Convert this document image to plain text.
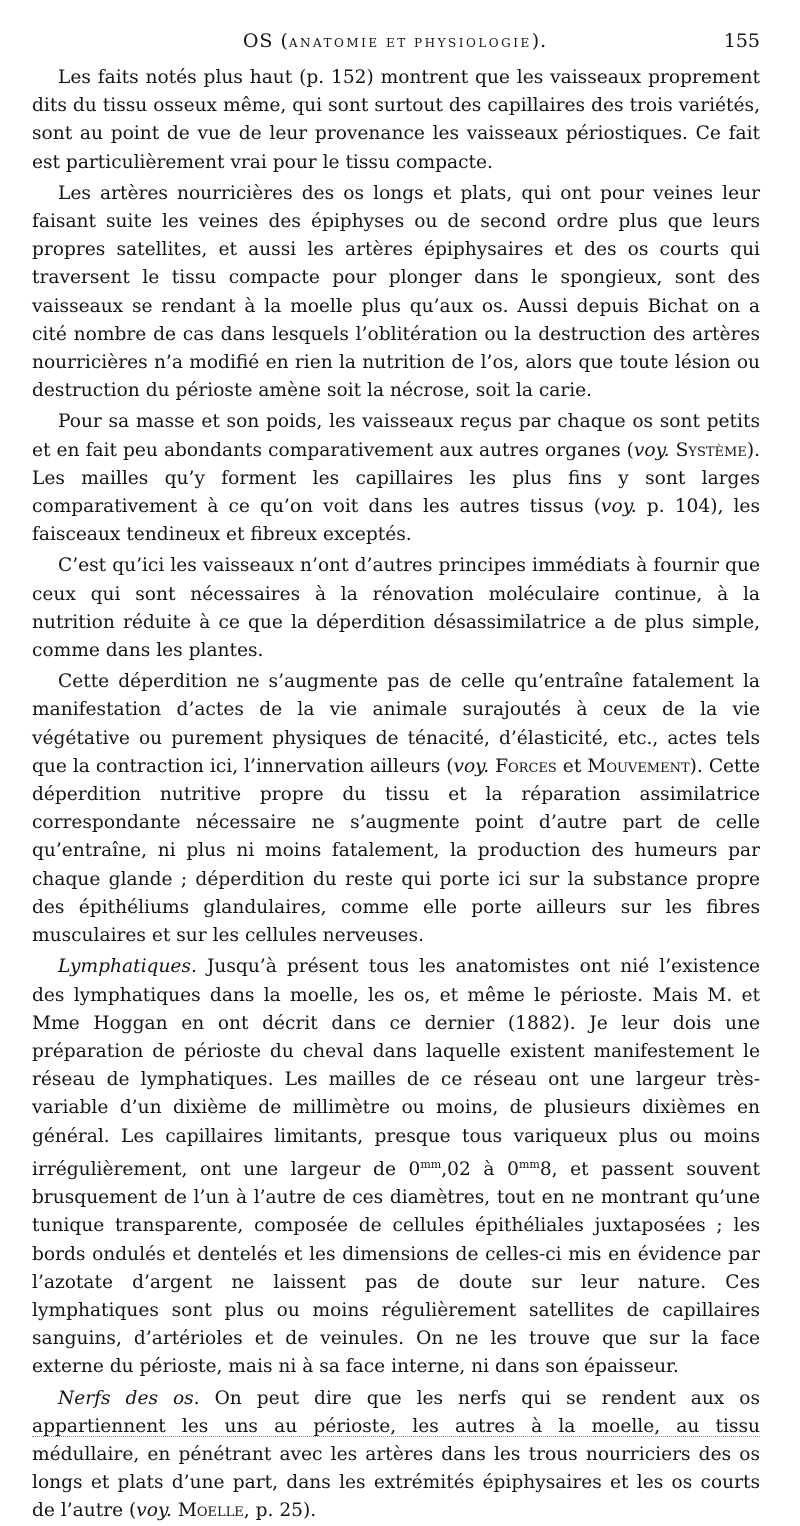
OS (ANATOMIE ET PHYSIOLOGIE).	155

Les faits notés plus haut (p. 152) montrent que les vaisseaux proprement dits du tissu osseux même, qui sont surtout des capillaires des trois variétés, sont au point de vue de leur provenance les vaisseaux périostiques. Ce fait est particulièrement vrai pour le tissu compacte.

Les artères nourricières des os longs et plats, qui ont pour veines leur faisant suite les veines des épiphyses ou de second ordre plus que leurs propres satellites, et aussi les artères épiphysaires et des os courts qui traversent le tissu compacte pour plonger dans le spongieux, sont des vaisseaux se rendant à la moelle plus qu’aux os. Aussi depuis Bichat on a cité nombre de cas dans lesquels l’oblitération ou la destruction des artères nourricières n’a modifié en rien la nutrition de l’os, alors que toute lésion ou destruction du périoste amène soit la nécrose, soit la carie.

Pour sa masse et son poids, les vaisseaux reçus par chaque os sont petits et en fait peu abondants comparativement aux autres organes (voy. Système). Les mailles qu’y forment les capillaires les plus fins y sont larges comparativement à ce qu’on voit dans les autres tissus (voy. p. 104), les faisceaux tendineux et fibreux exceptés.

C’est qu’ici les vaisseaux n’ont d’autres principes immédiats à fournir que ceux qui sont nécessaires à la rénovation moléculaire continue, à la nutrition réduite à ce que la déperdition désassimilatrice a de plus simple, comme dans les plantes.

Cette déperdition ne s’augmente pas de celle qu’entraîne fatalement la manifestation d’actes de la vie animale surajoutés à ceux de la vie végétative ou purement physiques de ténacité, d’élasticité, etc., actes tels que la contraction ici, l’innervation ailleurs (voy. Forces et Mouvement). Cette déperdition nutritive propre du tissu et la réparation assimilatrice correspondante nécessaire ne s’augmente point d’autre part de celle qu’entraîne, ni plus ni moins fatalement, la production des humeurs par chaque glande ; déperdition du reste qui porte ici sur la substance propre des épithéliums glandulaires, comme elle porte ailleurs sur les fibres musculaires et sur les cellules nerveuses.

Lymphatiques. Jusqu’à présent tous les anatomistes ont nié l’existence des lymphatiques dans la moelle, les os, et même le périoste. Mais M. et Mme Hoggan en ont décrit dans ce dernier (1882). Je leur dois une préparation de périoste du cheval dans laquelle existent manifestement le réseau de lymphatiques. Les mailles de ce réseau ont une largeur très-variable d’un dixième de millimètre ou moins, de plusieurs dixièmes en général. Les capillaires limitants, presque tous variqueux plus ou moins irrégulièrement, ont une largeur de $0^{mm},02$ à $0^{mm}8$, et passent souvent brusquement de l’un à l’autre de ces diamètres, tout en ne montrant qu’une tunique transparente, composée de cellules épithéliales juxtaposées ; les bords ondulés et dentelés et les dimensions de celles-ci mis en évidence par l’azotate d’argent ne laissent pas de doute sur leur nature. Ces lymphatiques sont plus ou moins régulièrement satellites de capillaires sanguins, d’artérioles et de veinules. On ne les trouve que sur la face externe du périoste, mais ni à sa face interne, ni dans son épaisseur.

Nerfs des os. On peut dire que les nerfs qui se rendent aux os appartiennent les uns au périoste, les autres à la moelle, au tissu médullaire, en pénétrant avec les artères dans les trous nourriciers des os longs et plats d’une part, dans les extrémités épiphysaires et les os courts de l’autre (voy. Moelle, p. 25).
☆ ☆ ☆ ☆
• **Stated exercise**: Reproduce every line of the listing above in which the string "artères" appears.

• **Response**:
Les artères nourricières des os longs et plats, qui ont pour veines leur faisant suite les veines des épiphyses ou de second ordre plus que leurs propres satellites, et aussi les artères épiphysaires et des os courts qui traversent le tissu compacte pour plonger dans le spongieux, sont des vaisseaux se rendant à la moelle plus qu’aux os. Aussi depuis Bichat on a cité nombre de cas dans lesquels l’oblitération ou la destruction des artères nourricières n’a modifié en rien la nutrition de l’os, alors que toute lésion ou destruction du périoste amène soit la nécrose, soit la carie.
Nerfs des os. On peut dire que les nerfs qui se rendent aux os appartiennent les uns au périoste, les autres à la moelle, au tissu médullaire, en pénétrant avec les artères dans les trous nourriciers des os longs et plats d’une part, dans les extrémités épiphysaires et les os courts de l’autre (voy. Moelle, p. 25).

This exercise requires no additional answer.